**Provided entries**

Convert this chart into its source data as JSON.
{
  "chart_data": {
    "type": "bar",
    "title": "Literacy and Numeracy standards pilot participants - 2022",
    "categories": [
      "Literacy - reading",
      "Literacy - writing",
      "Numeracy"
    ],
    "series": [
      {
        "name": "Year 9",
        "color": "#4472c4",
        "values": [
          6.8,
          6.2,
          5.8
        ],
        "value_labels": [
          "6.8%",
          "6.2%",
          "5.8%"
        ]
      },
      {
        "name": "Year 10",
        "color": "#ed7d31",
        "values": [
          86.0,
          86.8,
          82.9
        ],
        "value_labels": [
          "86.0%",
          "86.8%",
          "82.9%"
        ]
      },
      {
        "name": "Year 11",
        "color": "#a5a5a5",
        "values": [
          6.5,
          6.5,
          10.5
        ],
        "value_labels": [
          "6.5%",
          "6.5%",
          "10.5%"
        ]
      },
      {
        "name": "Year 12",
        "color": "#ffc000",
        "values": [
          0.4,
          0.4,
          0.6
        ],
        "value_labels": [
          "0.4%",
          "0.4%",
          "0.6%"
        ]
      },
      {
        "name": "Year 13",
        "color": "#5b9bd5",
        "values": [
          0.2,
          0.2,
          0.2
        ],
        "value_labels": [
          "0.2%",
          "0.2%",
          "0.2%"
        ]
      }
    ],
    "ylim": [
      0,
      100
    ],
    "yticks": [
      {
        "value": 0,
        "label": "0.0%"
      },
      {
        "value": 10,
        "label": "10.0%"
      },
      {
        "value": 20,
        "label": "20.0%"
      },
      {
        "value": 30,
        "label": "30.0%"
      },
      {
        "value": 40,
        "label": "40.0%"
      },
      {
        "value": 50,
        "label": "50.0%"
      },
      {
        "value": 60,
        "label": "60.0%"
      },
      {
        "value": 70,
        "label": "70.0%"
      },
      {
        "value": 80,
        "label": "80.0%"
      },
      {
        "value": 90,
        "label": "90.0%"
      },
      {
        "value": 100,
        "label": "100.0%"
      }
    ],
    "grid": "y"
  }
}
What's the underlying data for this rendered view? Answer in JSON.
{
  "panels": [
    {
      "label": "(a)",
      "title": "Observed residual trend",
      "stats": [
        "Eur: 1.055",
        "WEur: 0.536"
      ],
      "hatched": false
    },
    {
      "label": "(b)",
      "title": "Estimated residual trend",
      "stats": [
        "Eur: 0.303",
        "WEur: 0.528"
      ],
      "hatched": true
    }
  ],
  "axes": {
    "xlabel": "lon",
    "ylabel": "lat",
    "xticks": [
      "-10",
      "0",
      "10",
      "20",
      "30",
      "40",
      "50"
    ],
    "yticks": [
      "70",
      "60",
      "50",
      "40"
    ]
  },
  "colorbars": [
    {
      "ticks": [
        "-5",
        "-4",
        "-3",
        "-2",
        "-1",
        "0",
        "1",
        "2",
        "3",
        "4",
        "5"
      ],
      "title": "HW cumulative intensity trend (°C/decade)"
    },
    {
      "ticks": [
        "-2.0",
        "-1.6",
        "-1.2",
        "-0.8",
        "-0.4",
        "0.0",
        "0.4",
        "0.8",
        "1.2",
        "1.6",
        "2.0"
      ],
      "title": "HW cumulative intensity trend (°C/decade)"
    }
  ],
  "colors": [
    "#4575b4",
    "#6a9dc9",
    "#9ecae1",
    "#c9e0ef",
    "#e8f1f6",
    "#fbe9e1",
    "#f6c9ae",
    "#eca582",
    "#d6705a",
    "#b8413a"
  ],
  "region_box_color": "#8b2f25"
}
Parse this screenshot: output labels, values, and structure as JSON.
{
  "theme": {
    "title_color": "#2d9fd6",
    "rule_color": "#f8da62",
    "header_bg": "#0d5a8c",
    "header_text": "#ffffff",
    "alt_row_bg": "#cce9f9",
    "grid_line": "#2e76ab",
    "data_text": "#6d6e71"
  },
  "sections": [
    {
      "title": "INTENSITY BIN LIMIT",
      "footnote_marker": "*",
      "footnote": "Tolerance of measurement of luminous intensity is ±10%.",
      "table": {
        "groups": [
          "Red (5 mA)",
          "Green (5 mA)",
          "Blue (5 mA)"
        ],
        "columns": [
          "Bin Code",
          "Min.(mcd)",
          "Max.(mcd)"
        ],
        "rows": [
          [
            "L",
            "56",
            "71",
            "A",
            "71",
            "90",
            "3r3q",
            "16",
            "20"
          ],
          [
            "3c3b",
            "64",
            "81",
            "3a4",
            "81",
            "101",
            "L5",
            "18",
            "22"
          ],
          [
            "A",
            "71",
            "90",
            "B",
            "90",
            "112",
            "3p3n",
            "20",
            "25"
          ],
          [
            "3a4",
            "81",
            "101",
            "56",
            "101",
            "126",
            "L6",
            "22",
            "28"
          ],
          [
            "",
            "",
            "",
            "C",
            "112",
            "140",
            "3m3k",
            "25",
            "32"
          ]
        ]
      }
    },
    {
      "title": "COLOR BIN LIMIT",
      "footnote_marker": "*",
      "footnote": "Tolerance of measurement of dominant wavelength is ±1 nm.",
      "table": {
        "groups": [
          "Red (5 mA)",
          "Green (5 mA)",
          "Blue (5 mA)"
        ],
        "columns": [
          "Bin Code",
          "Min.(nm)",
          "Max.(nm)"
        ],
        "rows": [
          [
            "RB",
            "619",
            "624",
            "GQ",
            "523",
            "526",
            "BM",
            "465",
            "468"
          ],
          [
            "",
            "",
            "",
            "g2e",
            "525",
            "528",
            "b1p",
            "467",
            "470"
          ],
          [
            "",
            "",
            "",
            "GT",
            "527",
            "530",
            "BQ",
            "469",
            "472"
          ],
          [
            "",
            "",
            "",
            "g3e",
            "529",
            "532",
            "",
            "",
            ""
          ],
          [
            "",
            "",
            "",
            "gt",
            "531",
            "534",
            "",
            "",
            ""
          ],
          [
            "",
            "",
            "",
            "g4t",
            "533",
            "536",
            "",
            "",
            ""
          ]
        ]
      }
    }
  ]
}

**Given instruction**
Show every line from the entries above in which the word "this" appears.

**Right answer**
Convert this chart into its source data as JSON.
What's the underlying data for this rendered view? Answer in JSON.
Parse this screenshot: output labels, values, and structure as JSON.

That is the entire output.